_Dataset items_.
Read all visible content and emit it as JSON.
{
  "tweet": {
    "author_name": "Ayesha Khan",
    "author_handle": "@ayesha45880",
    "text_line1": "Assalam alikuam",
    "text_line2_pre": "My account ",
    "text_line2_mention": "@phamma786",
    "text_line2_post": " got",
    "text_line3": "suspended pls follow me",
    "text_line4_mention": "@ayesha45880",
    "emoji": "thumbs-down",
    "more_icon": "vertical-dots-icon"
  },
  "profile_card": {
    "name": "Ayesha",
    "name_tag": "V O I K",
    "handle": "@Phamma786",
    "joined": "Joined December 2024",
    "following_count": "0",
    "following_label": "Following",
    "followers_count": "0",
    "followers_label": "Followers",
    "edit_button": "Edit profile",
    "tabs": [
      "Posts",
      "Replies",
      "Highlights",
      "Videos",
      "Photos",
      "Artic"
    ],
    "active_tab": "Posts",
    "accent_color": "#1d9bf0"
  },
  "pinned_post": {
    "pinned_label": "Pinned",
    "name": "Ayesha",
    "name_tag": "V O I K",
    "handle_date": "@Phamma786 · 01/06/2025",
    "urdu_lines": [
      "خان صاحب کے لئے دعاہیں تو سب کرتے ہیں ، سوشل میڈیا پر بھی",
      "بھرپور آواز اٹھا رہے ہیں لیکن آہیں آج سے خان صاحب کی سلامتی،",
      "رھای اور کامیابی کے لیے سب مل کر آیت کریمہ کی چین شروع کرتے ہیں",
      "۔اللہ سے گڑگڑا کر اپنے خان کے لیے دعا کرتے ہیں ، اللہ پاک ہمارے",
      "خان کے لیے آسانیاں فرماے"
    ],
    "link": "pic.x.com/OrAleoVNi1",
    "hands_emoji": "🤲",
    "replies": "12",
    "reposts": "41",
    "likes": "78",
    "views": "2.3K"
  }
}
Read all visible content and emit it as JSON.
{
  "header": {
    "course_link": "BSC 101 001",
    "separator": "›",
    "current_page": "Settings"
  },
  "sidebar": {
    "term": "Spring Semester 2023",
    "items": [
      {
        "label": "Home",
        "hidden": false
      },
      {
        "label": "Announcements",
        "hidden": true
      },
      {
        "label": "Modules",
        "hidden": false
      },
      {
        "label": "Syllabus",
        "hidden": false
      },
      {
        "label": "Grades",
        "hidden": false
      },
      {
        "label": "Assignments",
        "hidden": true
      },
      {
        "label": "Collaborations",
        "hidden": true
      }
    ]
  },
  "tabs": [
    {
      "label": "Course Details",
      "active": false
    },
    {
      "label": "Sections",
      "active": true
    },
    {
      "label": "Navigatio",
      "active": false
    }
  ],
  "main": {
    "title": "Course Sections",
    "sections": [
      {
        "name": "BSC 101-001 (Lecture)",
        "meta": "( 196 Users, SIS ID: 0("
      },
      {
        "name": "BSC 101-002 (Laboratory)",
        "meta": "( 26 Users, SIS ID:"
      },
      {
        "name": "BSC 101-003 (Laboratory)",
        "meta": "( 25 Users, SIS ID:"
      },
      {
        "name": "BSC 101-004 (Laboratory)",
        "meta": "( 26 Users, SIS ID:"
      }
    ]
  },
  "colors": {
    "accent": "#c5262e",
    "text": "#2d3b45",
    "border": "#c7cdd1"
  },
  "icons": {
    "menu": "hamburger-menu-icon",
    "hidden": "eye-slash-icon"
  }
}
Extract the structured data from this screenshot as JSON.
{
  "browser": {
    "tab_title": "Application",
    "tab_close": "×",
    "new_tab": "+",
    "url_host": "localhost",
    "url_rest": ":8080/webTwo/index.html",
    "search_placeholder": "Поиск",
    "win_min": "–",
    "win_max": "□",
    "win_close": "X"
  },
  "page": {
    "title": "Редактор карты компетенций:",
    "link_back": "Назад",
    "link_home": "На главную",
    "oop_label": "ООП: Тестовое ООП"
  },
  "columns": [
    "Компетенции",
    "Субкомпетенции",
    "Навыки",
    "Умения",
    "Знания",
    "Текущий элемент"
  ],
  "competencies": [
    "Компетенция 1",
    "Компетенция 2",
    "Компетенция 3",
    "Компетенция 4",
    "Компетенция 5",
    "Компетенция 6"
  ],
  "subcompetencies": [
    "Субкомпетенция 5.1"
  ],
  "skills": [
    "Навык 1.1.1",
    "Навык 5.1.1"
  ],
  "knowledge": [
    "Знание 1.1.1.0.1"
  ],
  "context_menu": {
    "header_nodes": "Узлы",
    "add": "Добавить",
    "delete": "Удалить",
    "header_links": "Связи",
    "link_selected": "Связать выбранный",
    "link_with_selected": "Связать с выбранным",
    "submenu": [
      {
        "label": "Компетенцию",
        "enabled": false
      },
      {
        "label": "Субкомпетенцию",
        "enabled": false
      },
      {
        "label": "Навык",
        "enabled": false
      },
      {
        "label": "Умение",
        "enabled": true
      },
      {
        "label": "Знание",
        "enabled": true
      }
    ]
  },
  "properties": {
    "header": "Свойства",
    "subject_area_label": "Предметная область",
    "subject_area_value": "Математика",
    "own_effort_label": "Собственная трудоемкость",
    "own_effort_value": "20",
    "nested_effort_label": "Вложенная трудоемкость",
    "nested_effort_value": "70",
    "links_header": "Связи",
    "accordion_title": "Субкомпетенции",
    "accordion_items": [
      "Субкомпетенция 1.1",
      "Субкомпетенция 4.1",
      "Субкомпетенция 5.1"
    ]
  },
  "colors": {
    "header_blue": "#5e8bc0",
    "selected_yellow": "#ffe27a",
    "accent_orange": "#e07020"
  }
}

_WRITTEN REQUEST_. Every record above should be output exactly.

_EXPECTED ANSWER_.
Read all visible content and emit it as JSON.
{
  "tweet": {
    "author_name": "Ayesha Khan",
    "author_handle": "@ayesha45880",
    "text_line1": "Assalam alikuam",
    "text_line2_pre": "My account ",
    "text_line2_mention": "@phamma786",
    "text_line2_post": " got",
    "text_line3": "suspended pls follow me",
    "text_line4_mention": "@ayesha45880",
    "emoji": "thumbs-down",
    "more_icon": "vertical-dots-icon"
  },
  "profile_card": {
    "name": "Ayesha",
    "name_tag": "V O I K",
    "handle": "@Phamma786",
    "joined": "Joined December 2024",
    "following_count": "0",
    "following_label": "Following",
    "followers_count": "0",
    "followers_label": "Followers",
    "edit_button": "Edit profile",
    "tabs": [
      "Posts",
      "Replies",
      "Highlights",
      "Videos",
      "Photos",
      "Artic"
    ],
    "active_tab": "Posts",
    "accent_color": "#1d9bf0"
  },
  "pinned_post": {
    "pinned_label": "Pinned",
    "name": "Ayesha",
    "name_tag": "V O I K",
    "handle_date": "@Phamma786 · 01/06/2025",
    "urdu_lines": [
      "خان صاحب کے لئے دعاہیں تو سب کرتے ہیں ، سوشل میڈیا پر بھی",
      "بھرپور آواز اٹھا رہے ہیں لیکن آہیں آج سے خان صاحب کی سلامتی،",
      "رھای اور کامیابی کے لیے سب مل کر آیت کریمہ کی چین شروع کرتے ہیں",
      "۔اللہ سے گڑگڑا کر اپنے خان کے لیے دعا کرتے ہیں ، اللہ پاک ہمارے",
      "خان کے لیے آسانیاں فرماے"
    ],
    "link": "pic.x.com/OrAleoVNi1",
    "hands_emoji": "🤲",
    "replies": "12",
    "reposts": "41",
    "likes": "78",
    "views": "2.3K"
  }
}
Read all visible content and emit it as JSON.
{
  "header": {
    "course_link": "BSC 101 001",
    "separator": "›",
    "current_page": "Settings"
  },
  "sidebar": {
    "term": "Spring Semester 2023",
    "items": [
      {
        "label": "Home",
        "hidden": false
      },
      {
        "label": "Announcements",
        "hidden": true
      },
      {
        "label": "Modules",
        "hidden": false
      },
      {
        "label": "Syllabus",
        "hidden": false
      },
      {
        "label": "Grades",
        "hidden": false
      },
      {
        "label": "Assignments",
        "hidden": true
      },
      {
        "label": "Collaborations",
        "hidden": true
      }
    ]
  },
  "tabs": [
    {
      "label": "Course Details",
      "active": false
    },
    {
      "label": "Sections",
      "active": true
    },
    {
      "label": "Navigatio",
      "active": false
    }
  ],
  "main": {
    "title": "Course Sections",
    "sections": [
      {
        "name": "BSC 101-001 (Lecture)",
        "meta": "( 196 Users, SIS ID: 0("
      },
      {
        "name": "BSC 101-002 (Laboratory)",
        "meta": "( 26 Users, SIS ID:"
      },
      {
        "name": "BSC 101-003 (Laboratory)",
        "meta": "( 25 Users, SIS ID:"
      },
      {
        "name": "BSC 101-004 (Laboratory)",
        "meta": "( 26 Users, SIS ID:"
      }
    ]
  },
  "colors": {
    "accent": "#c5262e",
    "text": "#2d3b45",
    "border": "#c7cdd1"
  },
  "icons": {
    "menu": "hamburger-menu-icon",
    "hidden": "eye-slash-icon"
  }
}
Extract the structured data from this screenshot as JSON.
{
  "browser": {
    "tab_title": "Application",
    "tab_close": "×",
    "new_tab": "+",
    "url_host": "localhost",
    "url_rest": ":8080/webTwo/index.html",
    "search_placeholder": "Поиск",
    "win_min": "–",
    "win_max": "□",
    "win_close": "X"
  },
  "page": {
    "title": "Редактор карты компетенций:",
    "link_back": "Назад",
    "link_home": "На главную",
    "oop_label": "ООП: Тестовое ООП"
  },
  "columns": [
    "Компетенции",
    "Субкомпетенции",
    "Навыки",
    "Умения",
    "Знания",
    "Текущий элемент"
  ],
  "competencies": [
    "Компетенция 1",
    "Компетенция 2",
    "Компетенция 3",
    "Компетенция 4",
    "Компетенция 5",
    "Компетенция 6"
  ],
  "subcompetencies": [
    "Субкомпетенция 5.1"
  ],
  "skills": [
    "Навык 1.1.1",
    "Навык 5.1.1"
  ],
  "knowledge": [
    "Знание 1.1.1.0.1"
  ],
  "context_menu": {
    "header_nodes": "Узлы",
    "add": "Добавить",
    "delete": "Удалить",
    "header_links": "Связи",
    "link_selected": "Связать выбранный",
    "link_with_selected": "Связать с выбранным",
    "submenu": [
      {
        "label": "Компетенцию",
        "enabled": false
      },
      {
        "label": "Субкомпетенцию",
        "enabled": false
      },
      {
        "label": "Навык",
        "enabled": false
      },
      {
        "label": "Умение",
        "enabled": true
      },
      {
        "label": "Знание",
        "enabled": true
      }
    ]
  },
  "properties": {
    "header": "Свойства",
    "subject_area_label": "Предметная область",
    "subject_area_value": "Математика",
    "own_effort_label": "Собственная трудоемкость",
    "own_effort_value": "20",
    "nested_effort_label": "Вложенная трудоемкость",
    "nested_effort_value": "70",
    "links_header": "Связи",
    "accordion_title": "Субкомпетенции",
    "accordion_items": [
      "Субкомпетенция 1.1",
      "Субкомпетенция 4.1",
      "Субкомпетенция 5.1"
    ]
  },
  "colors": {
    "header_blue": "#5e8bc0",
    "selected_yellow": "#ffe27a",
    "accent_orange": "#e07020"
  }
}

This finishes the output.